= DIRECTIVE =
Please write the listing below out again exactly, leaving every picture behind.

Chart and figure data:
--- Begin ---

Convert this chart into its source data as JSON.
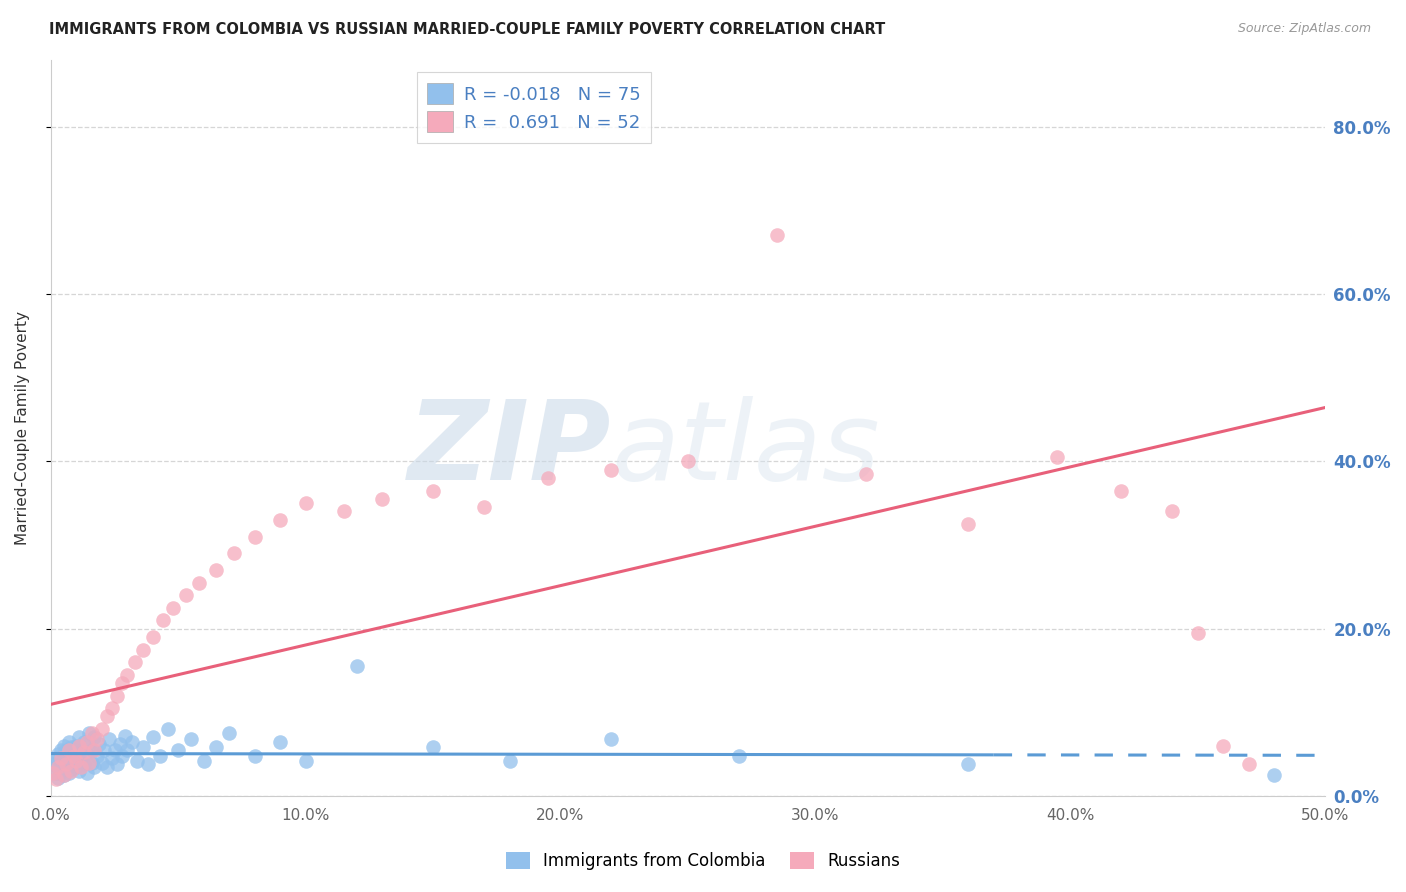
{
  "title": "IMMIGRANTS FROM COLOMBIA VS RUSSIAN MARRIED-COUPLE FAMILY POVERTY CORRELATION CHART",
  "source": "Source: ZipAtlas.com",
  "ylabel_label": "Married-Couple Family Poverty",
  "xlim": [
    0.0,
    0.5
  ],
  "ylim": [
    0.0,
    0.88
  ],
  "colombia_color": "#92C0EC",
  "russia_color": "#F5AABB",
  "colombia_line_color": "#5B9BD5",
  "russia_line_color": "#E8607A",
  "r_colombia": -0.018,
  "n_colombia": 75,
  "r_russia": 0.691,
  "n_russia": 52,
  "colombia_x": [
    0.001,
    0.002,
    0.002,
    0.003,
    0.003,
    0.003,
    0.004,
    0.004,
    0.004,
    0.005,
    0.005,
    0.005,
    0.006,
    0.006,
    0.006,
    0.007,
    0.007,
    0.007,
    0.008,
    0.008,
    0.008,
    0.009,
    0.009,
    0.01,
    0.01,
    0.01,
    0.011,
    0.011,
    0.012,
    0.012,
    0.013,
    0.013,
    0.014,
    0.014,
    0.015,
    0.015,
    0.016,
    0.016,
    0.017,
    0.017,
    0.018,
    0.019,
    0.02,
    0.021,
    0.022,
    0.023,
    0.024,
    0.025,
    0.026,
    0.027,
    0.028,
    0.029,
    0.03,
    0.032,
    0.034,
    0.036,
    0.038,
    0.04,
    0.043,
    0.046,
    0.05,
    0.055,
    0.06,
    0.065,
    0.07,
    0.08,
    0.09,
    0.1,
    0.12,
    0.15,
    0.18,
    0.22,
    0.27,
    0.36,
    0.48
  ],
  "colombia_y": [
    0.038,
    0.045,
    0.028,
    0.05,
    0.035,
    0.022,
    0.055,
    0.04,
    0.03,
    0.048,
    0.025,
    0.06,
    0.042,
    0.033,
    0.055,
    0.038,
    0.028,
    0.065,
    0.045,
    0.032,
    0.058,
    0.04,
    0.052,
    0.035,
    0.06,
    0.045,
    0.07,
    0.03,
    0.055,
    0.042,
    0.065,
    0.038,
    0.05,
    0.028,
    0.06,
    0.075,
    0.04,
    0.055,
    0.035,
    0.07,
    0.048,
    0.062,
    0.04,
    0.055,
    0.035,
    0.068,
    0.045,
    0.055,
    0.038,
    0.062,
    0.048,
    0.072,
    0.055,
    0.065,
    0.042,
    0.058,
    0.038,
    0.07,
    0.048,
    0.08,
    0.055,
    0.068,
    0.042,
    0.058,
    0.075,
    0.048,
    0.065,
    0.042,
    0.155,
    0.058,
    0.042,
    0.068,
    0.048,
    0.038,
    0.025
  ],
  "russia_x": [
    0.001,
    0.002,
    0.003,
    0.004,
    0.005,
    0.006,
    0.007,
    0.008,
    0.009,
    0.01,
    0.011,
    0.012,
    0.013,
    0.014,
    0.015,
    0.016,
    0.017,
    0.018,
    0.02,
    0.022,
    0.024,
    0.026,
    0.028,
    0.03,
    0.033,
    0.036,
    0.04,
    0.044,
    0.048,
    0.053,
    0.058,
    0.065,
    0.072,
    0.08,
    0.09,
    0.1,
    0.115,
    0.13,
    0.15,
    0.17,
    0.195,
    0.22,
    0.25,
    0.285,
    0.32,
    0.36,
    0.395,
    0.42,
    0.44,
    0.45,
    0.46,
    0.47
  ],
  "russia_y": [
    0.028,
    0.02,
    0.035,
    0.045,
    0.025,
    0.038,
    0.055,
    0.03,
    0.048,
    0.042,
    0.06,
    0.035,
    0.052,
    0.065,
    0.04,
    0.075,
    0.055,
    0.068,
    0.08,
    0.095,
    0.105,
    0.12,
    0.135,
    0.145,
    0.16,
    0.175,
    0.19,
    0.21,
    0.225,
    0.24,
    0.255,
    0.27,
    0.29,
    0.31,
    0.33,
    0.35,
    0.34,
    0.355,
    0.365,
    0.345,
    0.38,
    0.39,
    0.4,
    0.67,
    0.385,
    0.325,
    0.405,
    0.365,
    0.34,
    0.195,
    0.06,
    0.038
  ],
  "watermark_zip": "ZIP",
  "watermark_atlas": "atlas",
  "background_color": "#FFFFFF",
  "grid_color": "#CCCCCC",
  "ytick_vals": [
    0.0,
    0.2,
    0.4,
    0.6,
    0.8
  ],
  "xtick_vals": [
    0.0,
    0.1,
    0.2,
    0.3,
    0.4,
    0.5
  ]
}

--- End ---

= WRITTEN ANSWER =
Convert this chart into its source data as JSON.
{
  "title": "IMMIGRANTS FROM COLOMBIA VS RUSSIAN MARRIED-COUPLE FAMILY POVERTY CORRELATION CHART",
  "source": "Source: ZipAtlas.com",
  "ylabel_label": "Married-Couple Family Poverty",
  "xlim": [
    0.0,
    0.5
  ],
  "ylim": [
    0.0,
    0.88
  ],
  "colombia_color": "#92C0EC",
  "russia_color": "#F5AABB",
  "colombia_line_color": "#5B9BD5",
  "russia_line_color": "#E8607A",
  "r_colombia": -0.018,
  "n_colombia": 75,
  "r_russia": 0.691,
  "n_russia": 52,
  "colombia_x": [
    0.001,
    0.002,
    0.002,
    0.003,
    0.003,
    0.003,
    0.004,
    0.004,
    0.004,
    0.005,
    0.005,
    0.005,
    0.006,
    0.006,
    0.006,
    0.007,
    0.007,
    0.007,
    0.008,
    0.008,
    0.008,
    0.009,
    0.009,
    0.01,
    0.01,
    0.01,
    0.011,
    0.011,
    0.012,
    0.012,
    0.013,
    0.013,
    0.014,
    0.014,
    0.015,
    0.015,
    0.016,
    0.016,
    0.017,
    0.017,
    0.018,
    0.019,
    0.02,
    0.021,
    0.022,
    0.023,
    0.024,
    0.025,
    0.026,
    0.027,
    0.028,
    0.029,
    0.03,
    0.032,
    0.034,
    0.036,
    0.038,
    0.04,
    0.043,
    0.046,
    0.05,
    0.055,
    0.06,
    0.065,
    0.07,
    0.08,
    0.09,
    0.1,
    0.12,
    0.15,
    0.18,
    0.22,
    0.27,
    0.36,
    0.48
  ],
  "colombia_y": [
    0.038,
    0.045,
    0.028,
    0.05,
    0.035,
    0.022,
    0.055,
    0.04,
    0.03,
    0.048,
    0.025,
    0.06,
    0.042,
    0.033,
    0.055,
    0.038,
    0.028,
    0.065,
    0.045,
    0.032,
    0.058,
    0.04,
    0.052,
    0.035,
    0.06,
    0.045,
    0.07,
    0.03,
    0.055,
    0.042,
    0.065,
    0.038,
    0.05,
    0.028,
    0.06,
    0.075,
    0.04,
    0.055,
    0.035,
    0.07,
    0.048,
    0.062,
    0.04,
    0.055,
    0.035,
    0.068,
    0.045,
    0.055,
    0.038,
    0.062,
    0.048,
    0.072,
    0.055,
    0.065,
    0.042,
    0.058,
    0.038,
    0.07,
    0.048,
    0.08,
    0.055,
    0.068,
    0.042,
    0.058,
    0.075,
    0.048,
    0.065,
    0.042,
    0.155,
    0.058,
    0.042,
    0.068,
    0.048,
    0.038,
    0.025
  ],
  "russia_x": [
    0.001,
    0.002,
    0.003,
    0.004,
    0.005,
    0.006,
    0.007,
    0.008,
    0.009,
    0.01,
    0.011,
    0.012,
    0.013,
    0.014,
    0.015,
    0.016,
    0.017,
    0.018,
    0.02,
    0.022,
    0.024,
    0.026,
    0.028,
    0.03,
    0.033,
    0.036,
    0.04,
    0.044,
    0.048,
    0.053,
    0.058,
    0.065,
    0.072,
    0.08,
    0.09,
    0.1,
    0.115,
    0.13,
    0.15,
    0.17,
    0.195,
    0.22,
    0.25,
    0.285,
    0.32,
    0.36,
    0.395,
    0.42,
    0.44,
    0.45,
    0.46,
    0.47
  ],
  "russia_y": [
    0.028,
    0.02,
    0.035,
    0.045,
    0.025,
    0.038,
    0.055,
    0.03,
    0.048,
    0.042,
    0.06,
    0.035,
    0.052,
    0.065,
    0.04,
    0.075,
    0.055,
    0.068,
    0.08,
    0.095,
    0.105,
    0.12,
    0.135,
    0.145,
    0.16,
    0.175,
    0.19,
    0.21,
    0.225,
    0.24,
    0.255,
    0.27,
    0.29,
    0.31,
    0.33,
    0.35,
    0.34,
    0.355,
    0.365,
    0.345,
    0.38,
    0.39,
    0.4,
    0.67,
    0.385,
    0.325,
    0.405,
    0.365,
    0.34,
    0.195,
    0.06,
    0.038
  ],
  "watermark_zip": "ZIP",
  "watermark_atlas": "atlas",
  "background_color": "#FFFFFF",
  "grid_color": "#CCCCCC",
  "ytick_vals": [
    0.0,
    0.2,
    0.4,
    0.6,
    0.8
  ],
  "xtick_vals": [
    0.0,
    0.1,
    0.2,
    0.3,
    0.4,
    0.5
  ]
}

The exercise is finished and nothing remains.